**Task to complete:**
Copy each of the rows below word for word, keeping every character unchanged.
>> START Supplied material
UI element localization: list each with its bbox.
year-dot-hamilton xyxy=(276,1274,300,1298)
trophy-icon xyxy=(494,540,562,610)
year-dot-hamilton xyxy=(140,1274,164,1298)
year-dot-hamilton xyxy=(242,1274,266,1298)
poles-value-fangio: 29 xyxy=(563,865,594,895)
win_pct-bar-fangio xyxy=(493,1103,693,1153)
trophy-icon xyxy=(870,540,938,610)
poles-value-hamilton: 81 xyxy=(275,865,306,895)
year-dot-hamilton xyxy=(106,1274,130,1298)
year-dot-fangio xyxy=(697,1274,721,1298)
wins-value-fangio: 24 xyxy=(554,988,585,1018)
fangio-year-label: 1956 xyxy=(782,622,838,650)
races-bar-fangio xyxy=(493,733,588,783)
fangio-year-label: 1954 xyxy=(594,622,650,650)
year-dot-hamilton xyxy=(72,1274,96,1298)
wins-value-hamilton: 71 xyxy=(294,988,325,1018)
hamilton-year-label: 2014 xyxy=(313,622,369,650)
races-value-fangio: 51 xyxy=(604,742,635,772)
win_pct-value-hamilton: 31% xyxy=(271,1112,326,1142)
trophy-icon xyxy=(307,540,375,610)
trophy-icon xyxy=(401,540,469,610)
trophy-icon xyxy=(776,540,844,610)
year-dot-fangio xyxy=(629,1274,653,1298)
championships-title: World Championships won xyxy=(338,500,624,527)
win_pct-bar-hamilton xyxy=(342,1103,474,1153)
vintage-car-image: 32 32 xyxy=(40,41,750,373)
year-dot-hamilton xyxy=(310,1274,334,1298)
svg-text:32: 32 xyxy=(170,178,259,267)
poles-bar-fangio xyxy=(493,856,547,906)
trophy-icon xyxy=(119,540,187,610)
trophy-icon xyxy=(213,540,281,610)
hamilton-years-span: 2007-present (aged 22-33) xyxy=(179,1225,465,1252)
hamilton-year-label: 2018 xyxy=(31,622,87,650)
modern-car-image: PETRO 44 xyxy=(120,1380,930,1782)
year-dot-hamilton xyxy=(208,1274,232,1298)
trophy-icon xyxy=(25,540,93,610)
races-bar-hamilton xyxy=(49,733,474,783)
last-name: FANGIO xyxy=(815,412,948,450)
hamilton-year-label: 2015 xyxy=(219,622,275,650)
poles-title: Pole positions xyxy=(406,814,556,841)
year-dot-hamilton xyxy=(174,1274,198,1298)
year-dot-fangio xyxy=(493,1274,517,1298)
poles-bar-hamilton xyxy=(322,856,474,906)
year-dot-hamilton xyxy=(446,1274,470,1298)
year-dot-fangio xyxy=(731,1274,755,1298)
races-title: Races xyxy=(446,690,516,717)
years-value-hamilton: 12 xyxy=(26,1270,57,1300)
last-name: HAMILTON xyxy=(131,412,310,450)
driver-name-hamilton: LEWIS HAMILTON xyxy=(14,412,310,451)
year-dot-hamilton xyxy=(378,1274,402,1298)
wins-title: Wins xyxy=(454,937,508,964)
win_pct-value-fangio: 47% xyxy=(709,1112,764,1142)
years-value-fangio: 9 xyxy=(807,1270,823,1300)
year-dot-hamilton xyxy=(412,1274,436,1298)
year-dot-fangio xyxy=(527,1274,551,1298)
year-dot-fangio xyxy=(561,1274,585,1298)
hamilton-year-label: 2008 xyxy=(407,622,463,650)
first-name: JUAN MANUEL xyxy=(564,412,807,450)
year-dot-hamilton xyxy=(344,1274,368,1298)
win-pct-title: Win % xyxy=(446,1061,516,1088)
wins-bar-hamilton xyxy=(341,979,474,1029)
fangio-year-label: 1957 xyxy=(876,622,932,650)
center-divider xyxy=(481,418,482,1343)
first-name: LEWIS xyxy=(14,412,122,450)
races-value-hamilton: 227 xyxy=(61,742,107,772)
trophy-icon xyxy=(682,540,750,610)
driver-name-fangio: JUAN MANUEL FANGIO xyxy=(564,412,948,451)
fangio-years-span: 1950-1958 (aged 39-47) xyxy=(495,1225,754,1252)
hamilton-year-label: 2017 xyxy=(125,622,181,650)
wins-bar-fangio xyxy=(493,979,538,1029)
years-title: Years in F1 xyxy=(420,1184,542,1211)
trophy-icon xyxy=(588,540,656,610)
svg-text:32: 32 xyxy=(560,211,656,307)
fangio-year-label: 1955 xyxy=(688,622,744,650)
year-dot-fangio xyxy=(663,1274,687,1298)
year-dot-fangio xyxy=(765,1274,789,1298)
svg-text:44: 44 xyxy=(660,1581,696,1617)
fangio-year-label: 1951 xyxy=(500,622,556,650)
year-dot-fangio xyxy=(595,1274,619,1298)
>> END Supplied material
**Result for this task:**
UI element localization: list each with its bbox.
year-dot-hamilton xyxy=(276,1274,300,1298)
trophy-icon xyxy=(494,540,562,610)
year-dot-hamilton xyxy=(140,1274,164,1298)
year-dot-hamilton xyxy=(242,1274,266,1298)
poles-value-fangio: 29 xyxy=(563,865,594,895)
win_pct-bar-fangio xyxy=(493,1103,693,1153)
trophy-icon xyxy=(870,540,938,610)
poles-value-hamilton: 81 xyxy=(275,865,306,895)
year-dot-hamilton xyxy=(106,1274,130,1298)
year-dot-fangio xyxy=(697,1274,721,1298)
wins-value-fangio: 24 xyxy=(554,988,585,1018)
fangio-year-label: 1956 xyxy=(782,622,838,650)
races-bar-fangio xyxy=(493,733,588,783)
fangio-year-label: 1954 xyxy=(594,622,650,650)
year-dot-hamilton xyxy=(72,1274,96,1298)
wins-value-hamilton: 71 xyxy=(294,988,325,1018)
hamilton-year-label: 2014 xyxy=(313,622,369,650)
races-value-fangio: 51 xyxy=(604,742,635,772)
win_pct-value-hamilton: 31% xyxy=(271,1112,326,1142)
trophy-icon xyxy=(307,540,375,610)
trophy-icon xyxy=(401,540,469,610)
trophy-icon xyxy=(776,540,844,610)
year-dot-fangio xyxy=(629,1274,653,1298)
championships-title: World Championships won xyxy=(338,500,624,527)
win_pct-bar-hamilton xyxy=(342,1103,474,1153)
vintage-car-image: 32 32 xyxy=(40,41,750,373)
year-dot-hamilton xyxy=(310,1274,334,1298)
svg-text:32: 32 xyxy=(170,178,259,267)
poles-bar-fangio xyxy=(493,856,547,906)
trophy-icon xyxy=(119,540,187,610)
trophy-icon xyxy=(213,540,281,610)
hamilton-years-span: 2007-present (aged 22-33) xyxy=(179,1225,465,1252)
hamilton-year-label: 2018 xyxy=(31,622,87,650)
modern-car-image: PETRO 44 xyxy=(120,1380,930,1782)
year-dot-hamilton xyxy=(208,1274,232,1298)
trophy-icon xyxy=(25,540,93,610)
races-bar-hamilton xyxy=(49,733,474,783)
last-name: FANGIO xyxy=(815,412,948,450)
hamilton-year-label: 2015 xyxy=(219,622,275,650)
poles-title: Pole positions xyxy=(406,814,556,841)
year-dot-hamilton xyxy=(174,1274,198,1298)
year-dot-fangio xyxy=(493,1274,517,1298)
poles-bar-hamilton xyxy=(322,856,474,906)
year-dot-hamilton xyxy=(446,1274,470,1298)
year-dot-fangio xyxy=(731,1274,755,1298)
races-title: Races xyxy=(446,690,516,717)
years-value-hamilton: 12 xyxy=(26,1270,57,1300)
last-name: HAMILTON xyxy=(131,412,310,450)
driver-name-hamilton: LEWIS HAMILTON xyxy=(14,412,310,451)
year-dot-hamilton xyxy=(378,1274,402,1298)
wins-title: Wins xyxy=(454,937,508,964)
win_pct-value-fangio: 47% xyxy=(709,1112,764,1142)
years-value-fangio: 9 xyxy=(807,1270,823,1300)
year-dot-hamilton xyxy=(412,1274,436,1298)
year-dot-fangio xyxy=(527,1274,551,1298)
year-dot-fangio xyxy=(561,1274,585,1298)
hamilton-year-label: 2008 xyxy=(407,622,463,650)
first-name: JUAN MANUEL xyxy=(564,412,807,450)
year-dot-hamilton xyxy=(344,1274,368,1298)
win-pct-title: Win % xyxy=(446,1061,516,1088)
wins-bar-hamilton xyxy=(341,979,474,1029)
fangio-year-label: 1957 xyxy=(876,622,932,650)
center-divider xyxy=(481,418,482,1343)
first-name: LEWIS xyxy=(14,412,122,450)
races-value-hamilton: 227 xyxy=(61,742,107,772)
trophy-icon xyxy=(682,540,750,610)
driver-name-fangio: JUAN MANUEL FANGIO xyxy=(564,412,948,451)
fangio-years-span: 1950-1958 (aged 39-47) xyxy=(495,1225,754,1252)
hamilton-year-label: 2017 xyxy=(125,622,181,650)
wins-bar-fangio xyxy=(493,979,538,1029)
years-title: Years in F1 xyxy=(420,1184,542,1211)
trophy-icon xyxy=(588,540,656,610)
svg-text:32: 32 xyxy=(560,211,656,307)
fangio-year-label: 1955 xyxy=(688,622,744,650)
year-dot-fangio xyxy=(663,1274,687,1298)
year-dot-fangio xyxy=(765,1274,789,1298)
svg-text:44: 44 xyxy=(660,1581,696,1617)
fangio-year-label: 1951 xyxy=(500,622,556,650)
year-dot-fangio xyxy=(595,1274,619,1298)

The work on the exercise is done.